## Begin MATERIAL
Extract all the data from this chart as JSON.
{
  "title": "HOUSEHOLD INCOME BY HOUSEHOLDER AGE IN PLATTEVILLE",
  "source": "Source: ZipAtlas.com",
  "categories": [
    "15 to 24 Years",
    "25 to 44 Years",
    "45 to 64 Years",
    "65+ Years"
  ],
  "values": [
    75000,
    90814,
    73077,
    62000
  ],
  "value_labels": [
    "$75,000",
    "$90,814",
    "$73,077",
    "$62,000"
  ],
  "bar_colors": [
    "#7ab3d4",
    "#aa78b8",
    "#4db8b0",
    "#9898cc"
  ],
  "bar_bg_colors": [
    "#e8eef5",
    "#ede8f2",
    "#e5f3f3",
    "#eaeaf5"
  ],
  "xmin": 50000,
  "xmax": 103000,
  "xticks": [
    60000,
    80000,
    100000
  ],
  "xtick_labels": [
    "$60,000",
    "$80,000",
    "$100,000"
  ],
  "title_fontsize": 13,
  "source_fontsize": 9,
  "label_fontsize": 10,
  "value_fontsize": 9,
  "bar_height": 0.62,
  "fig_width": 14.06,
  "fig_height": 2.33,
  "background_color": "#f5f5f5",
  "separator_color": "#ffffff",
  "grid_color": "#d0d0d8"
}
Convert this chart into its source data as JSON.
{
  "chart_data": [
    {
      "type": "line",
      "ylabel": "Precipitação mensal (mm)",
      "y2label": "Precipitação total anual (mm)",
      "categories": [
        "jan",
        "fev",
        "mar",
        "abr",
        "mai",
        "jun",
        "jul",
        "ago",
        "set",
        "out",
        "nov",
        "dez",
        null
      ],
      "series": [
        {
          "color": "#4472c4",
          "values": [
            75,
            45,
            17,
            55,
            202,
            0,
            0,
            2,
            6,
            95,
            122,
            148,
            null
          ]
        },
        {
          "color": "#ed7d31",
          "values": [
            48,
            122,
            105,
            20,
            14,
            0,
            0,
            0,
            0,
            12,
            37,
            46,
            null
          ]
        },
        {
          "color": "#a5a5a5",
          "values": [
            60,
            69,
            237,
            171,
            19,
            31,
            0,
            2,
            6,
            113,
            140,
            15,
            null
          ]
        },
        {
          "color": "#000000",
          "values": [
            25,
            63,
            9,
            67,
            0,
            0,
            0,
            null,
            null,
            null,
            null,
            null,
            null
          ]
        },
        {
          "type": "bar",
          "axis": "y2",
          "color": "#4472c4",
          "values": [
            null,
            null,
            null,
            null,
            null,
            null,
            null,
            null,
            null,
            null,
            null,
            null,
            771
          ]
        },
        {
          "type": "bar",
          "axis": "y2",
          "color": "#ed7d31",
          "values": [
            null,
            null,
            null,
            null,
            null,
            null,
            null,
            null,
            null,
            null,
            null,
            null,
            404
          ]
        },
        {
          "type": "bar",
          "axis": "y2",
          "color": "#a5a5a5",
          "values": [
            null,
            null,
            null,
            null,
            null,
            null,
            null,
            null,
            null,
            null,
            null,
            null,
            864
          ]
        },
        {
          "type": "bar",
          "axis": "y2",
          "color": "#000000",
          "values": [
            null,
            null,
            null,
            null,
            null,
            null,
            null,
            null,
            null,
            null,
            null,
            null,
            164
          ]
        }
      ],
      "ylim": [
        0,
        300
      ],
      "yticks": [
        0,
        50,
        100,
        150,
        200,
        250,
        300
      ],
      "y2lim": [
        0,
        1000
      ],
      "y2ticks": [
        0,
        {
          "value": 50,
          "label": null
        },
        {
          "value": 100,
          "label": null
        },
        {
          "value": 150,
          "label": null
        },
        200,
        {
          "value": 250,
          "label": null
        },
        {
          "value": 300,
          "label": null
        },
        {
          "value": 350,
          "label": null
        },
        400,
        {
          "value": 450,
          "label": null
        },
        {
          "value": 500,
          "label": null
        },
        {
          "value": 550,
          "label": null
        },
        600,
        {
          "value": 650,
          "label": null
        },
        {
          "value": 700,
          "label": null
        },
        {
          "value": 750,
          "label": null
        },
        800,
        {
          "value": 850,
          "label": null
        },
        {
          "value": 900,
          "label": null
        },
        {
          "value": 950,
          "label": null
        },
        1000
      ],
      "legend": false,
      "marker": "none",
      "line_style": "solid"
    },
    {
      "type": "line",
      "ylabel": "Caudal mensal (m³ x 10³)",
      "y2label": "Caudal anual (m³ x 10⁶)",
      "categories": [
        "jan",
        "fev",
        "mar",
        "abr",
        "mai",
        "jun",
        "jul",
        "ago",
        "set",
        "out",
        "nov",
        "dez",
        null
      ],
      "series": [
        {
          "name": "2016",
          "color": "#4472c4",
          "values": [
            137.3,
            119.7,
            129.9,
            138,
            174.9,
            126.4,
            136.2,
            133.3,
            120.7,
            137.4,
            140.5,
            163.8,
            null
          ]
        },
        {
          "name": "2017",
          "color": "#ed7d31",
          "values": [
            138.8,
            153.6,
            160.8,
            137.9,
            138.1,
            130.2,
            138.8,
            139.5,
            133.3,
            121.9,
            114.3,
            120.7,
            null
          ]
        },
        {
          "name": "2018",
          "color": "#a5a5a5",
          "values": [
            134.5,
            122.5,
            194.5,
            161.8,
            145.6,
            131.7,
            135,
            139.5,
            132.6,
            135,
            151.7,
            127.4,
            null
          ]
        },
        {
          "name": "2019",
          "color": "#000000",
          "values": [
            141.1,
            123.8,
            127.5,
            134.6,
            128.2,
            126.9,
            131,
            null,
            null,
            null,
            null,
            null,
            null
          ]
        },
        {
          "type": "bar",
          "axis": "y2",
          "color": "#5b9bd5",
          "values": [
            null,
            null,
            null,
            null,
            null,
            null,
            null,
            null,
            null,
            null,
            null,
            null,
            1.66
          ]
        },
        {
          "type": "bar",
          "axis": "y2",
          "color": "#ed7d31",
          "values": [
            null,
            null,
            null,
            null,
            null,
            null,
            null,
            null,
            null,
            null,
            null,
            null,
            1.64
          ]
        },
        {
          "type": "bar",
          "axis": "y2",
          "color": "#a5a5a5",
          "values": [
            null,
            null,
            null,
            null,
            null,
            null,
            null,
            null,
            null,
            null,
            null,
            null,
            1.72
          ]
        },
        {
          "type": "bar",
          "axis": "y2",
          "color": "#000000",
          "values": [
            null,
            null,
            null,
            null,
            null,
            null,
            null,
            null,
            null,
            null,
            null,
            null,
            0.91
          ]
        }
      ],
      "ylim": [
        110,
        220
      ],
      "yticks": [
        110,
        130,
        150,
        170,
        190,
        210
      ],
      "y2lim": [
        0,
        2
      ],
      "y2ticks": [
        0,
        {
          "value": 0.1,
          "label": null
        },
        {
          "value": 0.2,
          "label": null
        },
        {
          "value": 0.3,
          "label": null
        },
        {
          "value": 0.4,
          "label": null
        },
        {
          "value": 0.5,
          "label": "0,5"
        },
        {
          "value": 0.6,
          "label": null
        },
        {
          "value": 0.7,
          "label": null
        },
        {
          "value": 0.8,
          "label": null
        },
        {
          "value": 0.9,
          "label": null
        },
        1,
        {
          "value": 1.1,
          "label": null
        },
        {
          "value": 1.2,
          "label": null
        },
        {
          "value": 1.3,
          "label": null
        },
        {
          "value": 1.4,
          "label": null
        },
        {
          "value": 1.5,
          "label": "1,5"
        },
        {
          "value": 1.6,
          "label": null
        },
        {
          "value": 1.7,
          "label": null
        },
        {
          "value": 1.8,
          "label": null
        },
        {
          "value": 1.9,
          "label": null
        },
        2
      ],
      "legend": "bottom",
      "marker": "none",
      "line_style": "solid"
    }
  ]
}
## End MATERIAL
* [YOUR INSTRUCTIONS]: Extract the whole listing, character for character.

* [RESULT FOR THIS TASK]:
Extract all the data from this chart as JSON.
{
  "title": "HOUSEHOLD INCOME BY HOUSEHOLDER AGE IN PLATTEVILLE",
  "source": "Source: ZipAtlas.com",
  "categories": [
    "15 to 24 Years",
    "25 to 44 Years",
    "45 to 64 Years",
    "65+ Years"
  ],
  "values": [
    75000,
    90814,
    73077,
    62000
  ],
  "value_labels": [
    "$75,000",
    "$90,814",
    "$73,077",
    "$62,000"
  ],
  "bar_colors": [
    "#7ab3d4",
    "#aa78b8",
    "#4db8b0",
    "#9898cc"
  ],
  "bar_bg_colors": [
    "#e8eef5",
    "#ede8f2",
    "#e5f3f3",
    "#eaeaf5"
  ],
  "xmin": 50000,
  "xmax": 103000,
  "xticks": [
    60000,
    80000,
    100000
  ],
  "xtick_labels": [
    "$60,000",
    "$80,000",
    "$100,000"
  ],
  "title_fontsize": 13,
  "source_fontsize": 9,
  "label_fontsize": 10,
  "value_fontsize": 9,
  "bar_height": 0.62,
  "fig_width": 14.06,
  "fig_height": 2.33,
  "background_color": "#f5f5f5",
  "separator_color": "#ffffff",
  "grid_color": "#d0d0d8"
}
Convert this chart into its source data as JSON.
{
  "chart_data": [
    {
      "type": "line",
      "ylabel": "Precipitação mensal (mm)",
      "y2label": "Precipitação total anual (mm)",
      "categories": [
        "jan",
        "fev",
        "mar",
        "abr",
        "mai",
        "jun",
        "jul",
        "ago",
        "set",
        "out",
        "nov",
        "dez",
        null
      ],
      "series": [
        {
          "color": "#4472c4",
          "values": [
            75,
            45,
            17,
            55,
            202,
            0,
            0,
            2,
            6,
            95,
            122,
            148,
            null
          ]
        },
        {
          "color": "#ed7d31",
          "values": [
            48,
            122,
            105,
            20,
            14,
            0,
            0,
            0,
            0,
            12,
            37,
            46,
            null
          ]
        },
        {
          "color": "#a5a5a5",
          "values": [
            60,
            69,
            237,
            171,
            19,
            31,
            0,
            2,
            6,
            113,
            140,
            15,
            null
          ]
        },
        {
          "color": "#000000",
          "values": [
            25,
            63,
            9,
            67,
            0,
            0,
            0,
            null,
            null,
            null,
            null,
            null,
            null
          ]
        },
        {
          "type": "bar",
          "axis": "y2",
          "color": "#4472c4",
          "values": [
            null,
            null,
            null,
            null,
            null,
            null,
            null,
            null,
            null,
            null,
            null,
            null,
            771
          ]
        },
        {
          "type": "bar",
          "axis": "y2",
          "color": "#ed7d31",
          "values": [
            null,
            null,
            null,
            null,
            null,
            null,
            null,
            null,
            null,
            null,
            null,
            null,
            404
          ]
        },
        {
          "type": "bar",
          "axis": "y2",
          "color": "#a5a5a5",
          "values": [
            null,
            null,
            null,
            null,
            null,
            null,
            null,
            null,
            null,
            null,
            null,
            null,
            864
          ]
        },
        {
          "type": "bar",
          "axis": "y2",
          "color": "#000000",
          "values": [
            null,
            null,
            null,
            null,
            null,
            null,
            null,
            null,
            null,
            null,
            null,
            null,
            164
          ]
        }
      ],
      "ylim": [
        0,
        300
      ],
      "yticks": [
        0,
        50,
        100,
        150,
        200,
        250,
        300
      ],
      "y2lim": [
        0,
        1000
      ],
      "y2ticks": [
        0,
        {
          "value": 50,
          "label": null
        },
        {
          "value": 100,
          "label": null
        },
        {
          "value": 150,
          "label": null
        },
        200,
        {
          "value": 250,
          "label": null
        },
        {
          "value": 300,
          "label": null
        },
        {
          "value": 350,
          "label": null
        },
        400,
        {
          "value": 450,
          "label": null
        },
        {
          "value": 500,
          "label": null
        },
        {
          "value": 550,
          "label": null
        },
        600,
        {
          "value": 650,
          "label": null
        },
        {
          "value": 700,
          "label": null
        },
        {
          "value": 750,
          "label": null
        },
        800,
        {
          "value": 850,
          "label": null
        },
        {
          "value": 900,
          "label": null
        },
        {
          "value": 950,
          "label": null
        },
        1000
      ],
      "legend": false,
      "marker": "none",
      "line_style": "solid"
    },
    {
      "type": "line",
      "ylabel": "Caudal mensal (m³ x 10³)",
      "y2label": "Caudal anual (m³ x 10⁶)",
      "categories": [
        "jan",
        "fev",
        "mar",
        "abr",
        "mai",
        "jun",
        "jul",
        "ago",
        "set",
        "out",
        "nov",
        "dez",
        null
      ],
      "series": [
        {
          "name": "2016",
          "color": "#4472c4",
          "values": [
            137.3,
            119.7,
            129.9,
            138,
            174.9,
            126.4,
            136.2,
            133.3,
            120.7,
            137.4,
            140.5,
            163.8,
            null
          ]
        },
        {
          "name": "2017",
          "color": "#ed7d31",
          "values": [
            138.8,
            153.6,
            160.8,
            137.9,
            138.1,
            130.2,
            138.8,
            139.5,
            133.3,
            121.9,
            114.3,
            120.7,
            null
          ]
        },
        {
          "name": "2018",
          "color": "#a5a5a5",
          "values": [
            134.5,
            122.5,
            194.5,
            161.8,
            145.6,
            131.7,
            135,
            139.5,
            132.6,
            135,
            151.7,
            127.4,
            null
          ]
        },
        {
          "name": "2019",
          "color": "#000000",
          "values": [
            141.1,
            123.8,
            127.5,
            134.6,
            128.2,
            126.9,
            131,
            null,
            null,
            null,
            null,
            null,
            null
          ]
        },
        {
          "type": "bar",
          "axis": "y2",
          "color": "#5b9bd5",
          "values": [
            null,
            null,
            null,
            null,
            null,
            null,
            null,
            null,
            null,
            null,
            null,
            null,
            1.66
          ]
        },
        {
          "type": "bar",
          "axis": "y2",
          "color": "#ed7d31",
          "values": [
            null,
            null,
            null,
            null,
            null,
            null,
            null,
            null,
            null,
            null,
            null,
            null,
            1.64
          ]
        },
        {
          "type": "bar",
          "axis": "y2",
          "color": "#a5a5a5",
          "values": [
            null,
            null,
            null,
            null,
            null,
            null,
            null,
            null,
            null,
            null,
            null,
            null,
            1.72
          ]
        },
        {
          "type": "bar",
          "axis": "y2",
          "color": "#000000",
          "values": [
            null,
            null,
            null,
            null,
            null,
            null,
            null,
            null,
            null,
            null,
            null,
            null,
            0.91
          ]
        }
      ],
      "ylim": [
        110,
        220
      ],
      "yticks": [
        110,
        130,
        150,
        170,
        190,
        210
      ],
      "y2lim": [
        0,
        2
      ],
      "y2ticks": [
        0,
        {
          "value": 0.1,
          "label": null
        },
        {
          "value": 0.2,
          "label": null
        },
        {
          "value": 0.3,
          "label": null
        },
        {
          "value": 0.4,
          "label": null
        },
        {
          "value": 0.5,
          "label": "0,5"
        },
        {
          "value": 0.6,
          "label": null
        },
        {
          "value": 0.7,
          "label": null
        },
        {
          "value": 0.8,
          "label": null
        },
        {
          "value": 0.9,
          "label": null
        },
        1,
        {
          "value": 1.1,
          "label": null
        },
        {
          "value": 1.2,
          "label": null
        },
        {
          "value": 1.3,
          "label": null
        },
        {
          "value": 1.4,
          "label": null
        },
        {
          "value": 1.5,
          "label": "1,5"
        },
        {
          "value": 1.6,
          "label": null
        },
        {
          "value": 1.7,
          "label": null
        },
        {
          "value": 1.8,
          "label": null
        },
        {
          "value": 1.9,
          "label": null
        },
        2
      ],
      "legend": "bottom",
      "marker": "none",
      "line_style": "solid"
    }
  ]
}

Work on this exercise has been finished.